[Data excerpts]
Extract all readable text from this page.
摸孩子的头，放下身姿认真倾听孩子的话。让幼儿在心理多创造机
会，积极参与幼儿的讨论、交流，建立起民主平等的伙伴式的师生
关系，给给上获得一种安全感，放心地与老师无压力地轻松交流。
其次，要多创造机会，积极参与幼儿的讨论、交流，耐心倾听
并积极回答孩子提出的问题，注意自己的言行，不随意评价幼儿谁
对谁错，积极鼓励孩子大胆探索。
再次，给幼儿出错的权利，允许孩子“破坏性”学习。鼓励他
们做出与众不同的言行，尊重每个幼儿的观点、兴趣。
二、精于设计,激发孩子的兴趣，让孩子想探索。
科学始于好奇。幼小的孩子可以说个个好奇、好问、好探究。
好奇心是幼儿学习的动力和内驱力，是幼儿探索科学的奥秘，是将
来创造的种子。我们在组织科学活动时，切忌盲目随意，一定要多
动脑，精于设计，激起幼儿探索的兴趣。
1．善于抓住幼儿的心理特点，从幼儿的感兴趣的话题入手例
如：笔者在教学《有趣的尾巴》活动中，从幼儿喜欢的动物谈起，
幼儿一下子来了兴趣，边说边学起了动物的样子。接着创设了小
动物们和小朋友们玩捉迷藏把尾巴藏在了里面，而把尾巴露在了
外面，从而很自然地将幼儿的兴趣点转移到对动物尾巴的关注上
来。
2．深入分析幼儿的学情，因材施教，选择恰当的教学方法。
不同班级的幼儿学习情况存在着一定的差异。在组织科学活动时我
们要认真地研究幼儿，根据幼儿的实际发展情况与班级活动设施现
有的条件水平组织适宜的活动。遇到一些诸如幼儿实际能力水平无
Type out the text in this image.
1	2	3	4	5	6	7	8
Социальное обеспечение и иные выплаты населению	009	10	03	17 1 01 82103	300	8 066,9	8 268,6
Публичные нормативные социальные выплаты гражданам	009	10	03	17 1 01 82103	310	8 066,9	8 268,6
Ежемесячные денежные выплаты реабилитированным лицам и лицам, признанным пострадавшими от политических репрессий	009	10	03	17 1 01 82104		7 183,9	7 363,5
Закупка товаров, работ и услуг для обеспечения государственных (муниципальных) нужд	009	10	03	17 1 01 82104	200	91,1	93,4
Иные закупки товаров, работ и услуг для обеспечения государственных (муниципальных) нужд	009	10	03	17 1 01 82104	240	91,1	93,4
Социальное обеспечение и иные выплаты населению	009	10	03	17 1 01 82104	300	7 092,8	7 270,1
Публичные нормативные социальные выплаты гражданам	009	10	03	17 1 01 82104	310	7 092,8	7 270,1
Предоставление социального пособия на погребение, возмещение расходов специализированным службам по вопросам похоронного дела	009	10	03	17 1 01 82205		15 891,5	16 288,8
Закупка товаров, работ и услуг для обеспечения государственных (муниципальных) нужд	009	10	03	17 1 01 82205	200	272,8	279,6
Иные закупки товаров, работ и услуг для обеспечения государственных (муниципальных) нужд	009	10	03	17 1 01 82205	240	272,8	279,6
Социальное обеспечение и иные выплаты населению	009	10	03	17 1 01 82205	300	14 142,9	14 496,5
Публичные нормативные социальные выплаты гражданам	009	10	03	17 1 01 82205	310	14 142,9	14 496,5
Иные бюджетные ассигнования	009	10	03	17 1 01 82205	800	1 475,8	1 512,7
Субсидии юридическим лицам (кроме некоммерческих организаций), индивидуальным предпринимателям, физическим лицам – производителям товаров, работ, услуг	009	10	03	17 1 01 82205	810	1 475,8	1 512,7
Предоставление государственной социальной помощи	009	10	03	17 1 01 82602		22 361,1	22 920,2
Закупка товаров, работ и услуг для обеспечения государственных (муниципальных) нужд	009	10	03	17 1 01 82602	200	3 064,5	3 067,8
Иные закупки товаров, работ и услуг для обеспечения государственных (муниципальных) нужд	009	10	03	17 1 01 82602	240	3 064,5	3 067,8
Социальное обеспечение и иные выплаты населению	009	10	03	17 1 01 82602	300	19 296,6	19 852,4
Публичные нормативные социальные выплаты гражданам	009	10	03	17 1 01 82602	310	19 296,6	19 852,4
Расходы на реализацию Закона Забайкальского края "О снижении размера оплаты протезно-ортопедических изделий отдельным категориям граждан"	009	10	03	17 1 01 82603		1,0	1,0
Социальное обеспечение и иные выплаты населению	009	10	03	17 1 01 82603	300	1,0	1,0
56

• [EXERCISE DETAILS]: All of the entries above should be written out again exactly.

• [ANSWER TO THE TASK]:
Extract all readable text from this page.
摸孩子的头，放下身姿认真倾听孩子的话。让幼儿在心理多创造机
会，积极参与幼儿的讨论、交流，建立起民主平等的伙伴式的师生
关系，给给上获得一种安全感，放心地与老师无压力地轻松交流。
其次，要多创造机会，积极参与幼儿的讨论、交流，耐心倾听
并积极回答孩子提出的问题，注意自己的言行，不随意评价幼儿谁
对谁错，积极鼓励孩子大胆探索。
再次，给幼儿出错的权利，允许孩子“破坏性”学习。鼓励他
们做出与众不同的言行，尊重每个幼儿的观点、兴趣。
二、精于设计,激发孩子的兴趣，让孩子想探索。
科学始于好奇。幼小的孩子可以说个个好奇、好问、好探究。
好奇心是幼儿学习的动力和内驱力，是幼儿探索科学的奥秘，是将
来创造的种子。我们在组织科学活动时，切忌盲目随意，一定要多
动脑，精于设计，激起幼儿探索的兴趣。
1．善于抓住幼儿的心理特点，从幼儿的感兴趣的话题入手例
如：笔者在教学《有趣的尾巴》活动中，从幼儿喜欢的动物谈起，
幼儿一下子来了兴趣，边说边学起了动物的样子。接着创设了小
动物们和小朋友们玩捉迷藏把尾巴藏在了里面，而把尾巴露在了
外面，从而很自然地将幼儿的兴趣点转移到对动物尾巴的关注上
来。
2．深入分析幼儿的学情，因材施教，选择恰当的教学方法。
不同班级的幼儿学习情况存在着一定的差异。在组织科学活动时我
们要认真地研究幼儿，根据幼儿的实际发展情况与班级活动设施现
有的条件水平组织适宜的活动。遇到一些诸如幼儿实际能力水平无
Type out the text in this image.
1	2	3	4	5	6	7	8
Социальное обеспечение и иные выплаты населению	009	10	03	17 1 01 82103	300	8 066,9	8 268,6
Публичные нормативные социальные выплаты гражданам	009	10	03	17 1 01 82103	310	8 066,9	8 268,6
Ежемесячные денежные выплаты реабилитированным лицам и лицам, признанным пострадавшими от политических репрессий	009	10	03	17 1 01 82104		7 183,9	7 363,5
Закупка товаров, работ и услуг для обеспечения государственных (муниципальных) нужд	009	10	03	17 1 01 82104	200	91,1	93,4
Иные закупки товаров, работ и услуг для обеспечения государственных (муниципальных) нужд	009	10	03	17 1 01 82104	240	91,1	93,4
Социальное обеспечение и иные выплаты населению	009	10	03	17 1 01 82104	300	7 092,8	7 270,1
Публичные нормативные социальные выплаты гражданам	009	10	03	17 1 01 82104	310	7 092,8	7 270,1
Предоставление социального пособия на погребение, возмещение расходов специализированным службам по вопросам похоронного дела	009	10	03	17 1 01 82205		15 891,5	16 288,8
Закупка товаров, работ и услуг для обеспечения государственных (муниципальных) нужд	009	10	03	17 1 01 82205	200	272,8	279,6
Иные закупки товаров, работ и услуг для обеспечения государственных (муниципальных) нужд	009	10	03	17 1 01 82205	240	272,8	279,6
Социальное обеспечение и иные выплаты населению	009	10	03	17 1 01 82205	300	14 142,9	14 496,5
Публичные нормативные социальные выплаты гражданам	009	10	03	17 1 01 82205	310	14 142,9	14 496,5
Иные бюджетные ассигнования	009	10	03	17 1 01 82205	800	1 475,8	1 512,7
Субсидии юридическим лицам (кроме некоммерческих организаций), индивидуальным предпринимателям, физическим лицам – производителям товаров, работ, услуг	009	10	03	17 1 01 82205	810	1 475,8	1 512,7
Предоставление государственной социальной помощи	009	10	03	17 1 01 82602		22 361,1	22 920,2
Закупка товаров, работ и услуг для обеспечения государственных (муниципальных) нужд	009	10	03	17 1 01 82602	200	3 064,5	3 067,8
Иные закупки товаров, работ и услуг для обеспечения государственных (муниципальных) нужд	009	10	03	17 1 01 82602	240	3 064,5	3 067,8
Социальное обеспечение и иные выплаты населению	009	10	03	17 1 01 82602	300	19 296,6	19 852,4
Публичные нормативные социальные выплаты гражданам	009	10	03	17 1 01 82602	310	19 296,6	19 852,4
Расходы на реализацию Закона Забайкальского края "О снижении размера оплаты протезно-ортопедических изделий отдельным категориям граждан"	009	10	03	17 1 01 82603		1,0	1,0
Социальное обеспечение и иные выплаты населению	009	10	03	17 1 01 82603	300	1,0	1,0
56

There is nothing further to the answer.